### Requirements
Find each line containing the string "التالية" and return it.

Saved entries
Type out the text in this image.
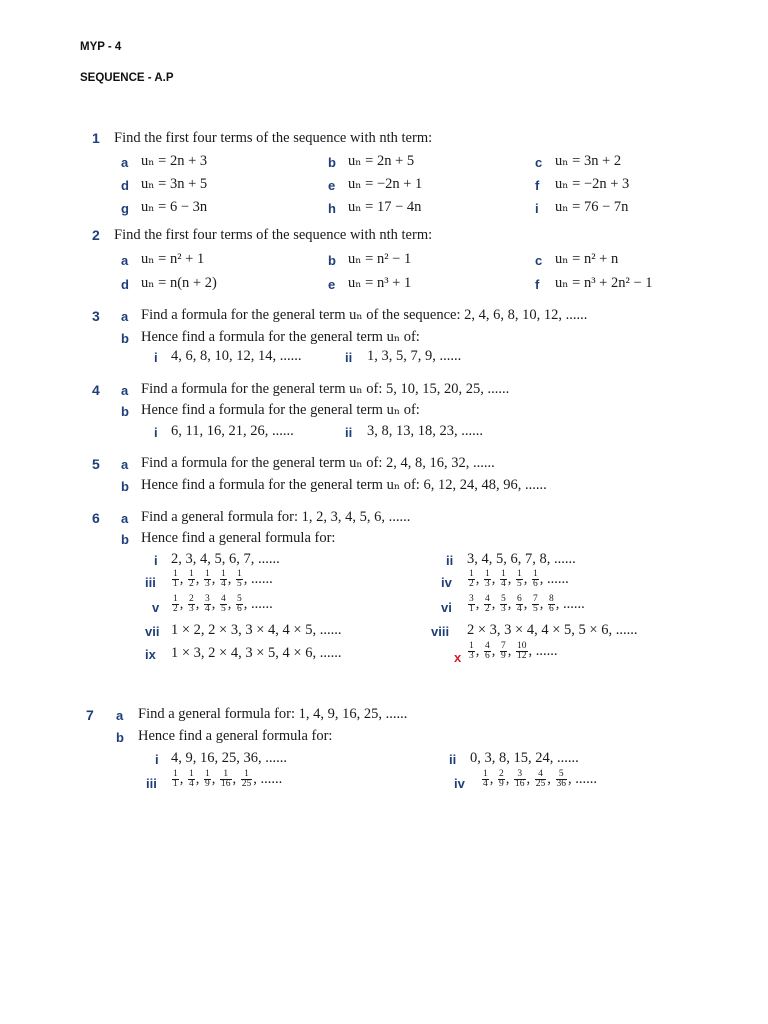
MYP - 4
SEQUENCE - A.P
1 Find the first four terms of the sequence with nth term:
a uₙ = 2n + 3	b uₙ = 2n + 5	c uₙ = 3n + 2
d uₙ = 3n + 5	e uₙ = −2n + 1	f uₙ = −2n + 3
g uₙ = 6 − 3n	h uₙ = 17 − 4n	i uₙ = 76 − 7n
2 Find the first four terms of the sequence with nth term:
a uₙ = n² + 1	b uₙ = n² − 1	c uₙ = n² + n
d uₙ = n(n + 2)	e uₙ = n³ + 1	f uₙ = n³ + 2n² − 1
3 a Find a formula for the general term uₙ of the sequence: 2, 4, 6, 8, 10, 12, ......
b Hence find a formula for the general term uₙ of:
i 4, 6, 8, 10, 12, 14, ......	ii 1, 3, 5, 7, 9, ......
4 a Find a formula for the general term uₙ of: 5, 10, 15, 20, 25, ......
b Hence find a formula for the general term uₙ of:
i 6, 11, 16, 21, 26, ......	ii 3, 8, 13, 18, 23, ......
5 a Find a formula for the general term uₙ of: 2, 4, 8, 16, 32, ......
b Hence find a formula for the general term uₙ of: 6, 12, 24, 48, 96, ......
6 a Find a general formula for: 1, 2, 3, 4, 5, 6, ......
b Hence find a general formula for:
i 2, 3, 4, 5, 6, 7, ......	ii 3, 4, 5, 6, 7, 8, ......
iii $\frac{1}{1}$ , $\frac{1}{2}$ , $\frac{1}{3}$ , $\frac{1}{4}$ , $\frac{1}{5}$ , ......	iv $\frac{1}{2}$ , $\frac{1}{3}$ , $\frac{1}{4}$ , $\frac{1}{5}$ , $\frac{1}{6}$ , ......
v $\frac{1}{2}$ , $\frac{2}{3}$ , $\frac{3}{4}$ , $\frac{4}{5}$ , $\frac{5}{6}$ , ......	vi $\frac{3}{1}$ , $\frac{4}{2}$ , $\frac{5}{3}$ , $\frac{6}{4}$ , $\frac{7}{5}$ , $\frac{8}{6}$ , ......
vii 1 × 2, 2 × 3, 3 × 4, 4 × 5, ......	viii 2 × 3, 3 × 4, 4 × 5, 5 × 6, ......
ix 1 × 3, 2 × 4, 3 × 5, 4 × 6, ......	x $\frac{1}{3}$ , $\frac{4}{6}$ , $\frac{7}{9}$ , $\frac{10}{12}$ , ......
7 a Find a general formula for: 1, 4, 9, 16, 25, ......
b Hence find a general formula for:
i 4, 9, 16, 25, 36, ......	ii 0, 3, 8, 15, 24, ......
iii $\frac{1}{1}$ , $\frac{1}{4}$ , $\frac{1}{9}$ , $\frac{1}{16}$ , $\frac{1}{25}$ , ......	iv $\frac{1}{4}$ , $\frac{2}{9}$ , $\frac{3}{16}$ , $\frac{4}{25}$ , $\frac{5}{36}$ , ......
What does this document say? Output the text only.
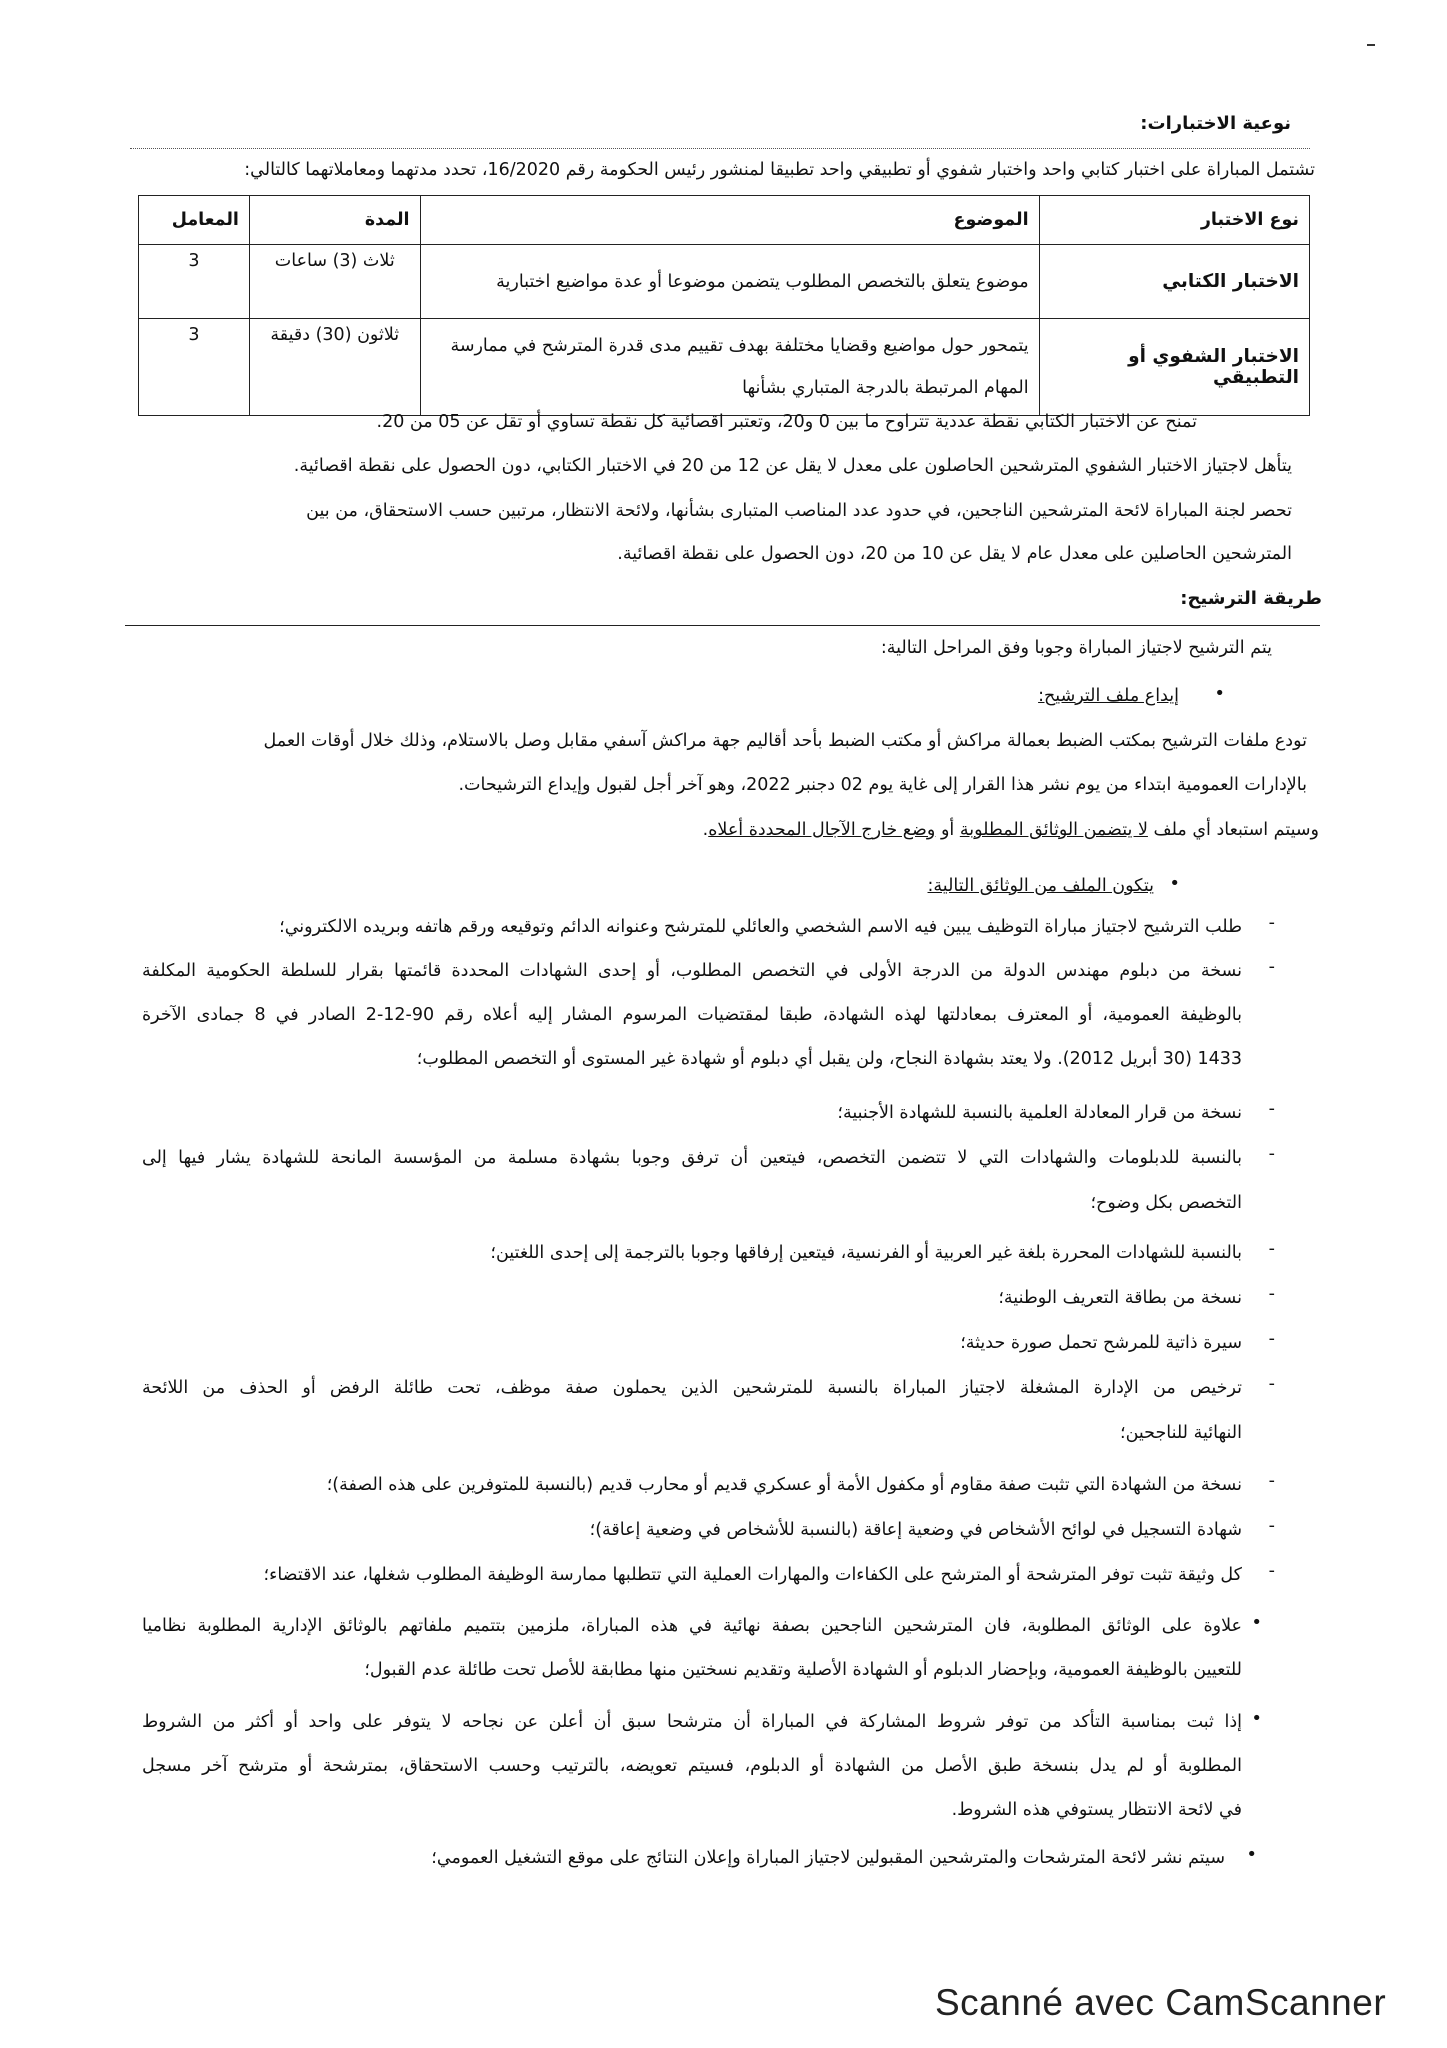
نوعية الاختبارات:
تشتمل المباراة على اختبار كتابي واحد واختبار شفوي أو تطبيقي واحد تطبيقا لمنشور رئيس الحكومة رقم 16/2020، تحدد مدتهما ومعاملاتهما كالتالي:
نوع الاختبار	الموضوع	المدة	المعامل
الاختبار الكتابي	موضوع يتعلق بالتخصص المطلوب يتضمن موضوعا أو عدة مواضيع اختبارية	ثلاث (3) ساعات	3
الاختبار الشفوي أو التطبيقي	يتمحور حول مواضيع وقضايا مختلفة بهدف تقييم مدى قدرة المترشح في ممارسة المهام المرتبطة بالدرجة المتباري بشأنها	ثلاثون (30) دقيقة	3
تمنح عن الاختبار الكتابي نقطة عددية تتراوح ما بين 0 و20، وتعتبر اقصائية كل نقطة تساوي أو تقل عن 05 من 20.
يتأهل لاجتياز الاختبار الشفوي المترشحين الحاصلون على معدل لا يقل عن 12 من 20 في الاختبار الكتابي، دون الحصول على نقطة اقصائية.
تحصر لجنة المباراة لائحة المترشحين الناجحين، في حدود عدد المناصب المتبارى بشأنها، ولائحة الانتظار، مرتبين حسب الاستحقاق، من بين
المترشحين الحاصلين على معدل عام لا يقل عن 10 من 20، دون الحصول على نقطة اقصائية.
طريقة الترشيح:
يتم الترشيح لاجتياز المباراة وجوبا وفق المراحل التالية:
•
إيداع ملف الترشيح:
تودع ملفات الترشيح بمكتب الضبط بعمالة مراكش أو مكتب الضبط بأحد أقاليم جهة مراكش آسفي مقابل وصل بالاستلام، وذلك خلال أوقات العمل
بالإدارات العمومية ابتداء من يوم نشر هذا القرار إلى غاية يوم 02 دجنبر 2022، وهو آخر أجل لقبول وإيداع الترشيحات.
وسيتم استبعاد أي ملف لا يتضمن الوثائق المطلوبة أو وضع خارج الآجال المحددة أعلاه.
•
يتكون الملف من الوثائق التالية:
-
طلب الترشيح لاجتياز مباراة التوظيف يبين فيه الاسم الشخصي والعائلي للمترشح وعنوانه الدائم وتوقيعه ورقم هاتفه وبريده الالكتروني؛
-
نسخة من دبلوم مهندس الدولة من الدرجة الأولى في التخصص المطلوب، أو إحدى الشهادات المحددة قائمتها بقرار للسلطة الحكومية المكلفة
بالوظيفة العمومية، أو المعترف بمعادلتها لهذه الشهادة، طبقا لمقتضيات المرسوم المشار إليه أعلاه رقم 90-12-2 الصادر في 8 جمادى الآخرة
1433 (30 أبريل 2012). ولا يعتد بشهادة النجاح، ولن يقبل أي دبلوم أو شهادة غير المستوى أو التخصص المطلوب؛
-
نسخة من قرار المعادلة العلمية بالنسبة للشهادة الأجنبية؛
-
بالنسبة للدبلومات والشهادات التي لا تتضمن التخصص، فيتعين أن ترفق وجوبا بشهادة مسلمة من المؤسسة المانحة للشهادة يشار فيها إلى
التخصص بكل وضوح؛
-
بالنسبة للشهادات المحررة بلغة غير العربية أو الفرنسية، فيتعين إرفاقها وجوبا بالترجمة إلى إحدى اللغتين؛
-
نسخة من بطاقة التعريف الوطنية؛
-
سيرة ذاتية للمرشح تحمل صورة حديثة؛
-
ترخيص من الإدارة المشغلة لاجتياز المباراة بالنسبة للمترشحين الذين يحملون صفة موظف، تحت طائلة الرفض أو الحذف من اللائحة
النهائية للناجحين؛
-
نسخة من الشهادة التي تثبت صفة مقاوم أو مكفول الأمة أو عسكري قديم أو محارب قديم (بالنسبة للمتوفرين على هذه الصفة)؛
-
شهادة التسجيل في لوائح الأشخاص في وضعية إعاقة (بالنسبة للأشخاص في وضعية إعاقة)؛
-
كل وثيقة تثبت توفر المترشحة أو المترشح على الكفاءات والمهارات العملية التي تتطلبها ممارسة الوظيفة المطلوب شغلها، عند الاقتضاء؛
•
علاوة على الوثائق المطلوبة، فان المترشحين الناجحين بصفة نهائية في هذه المباراة، ملزمين بتتميم ملفاتهم بالوثائق الإدارية المطلوبة نظاميا
للتعيين بالوظيفة العمومية، وبإحضار الدبلوم أو الشهادة الأصلية وتقديم نسختين منها مطابقة للأصل تحت طائلة عدم القبول؛
•
إذا ثبت بمناسبة التأكد من توفر شروط المشاركة في المباراة أن مترشحا سبق أن أعلن عن نجاحه لا يتوفر على واحد أو أكثر من الشروط
المطلوبة أو لم يدل بنسخة طبق الأصل من الشهادة أو الدبلوم، فسيتم تعويضه، بالترتيب وحسب الاستحقاق، بمترشحة أو مترشح آخر مسجل
في لائحة الانتظار يستوفي هذه الشروط.
•
سيتم نشر لائحة المترشحات والمترشحين المقبولين لاجتياز المباراة وإعلان النتائج على موقع التشغيل العمومي؛
Scanné avec CamScanner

### Answer to this problem
يتم الترشيح لاجتياز المباراة وجوبا وفق المراحل التالية:
يتكون الملف من الوثائق التالية:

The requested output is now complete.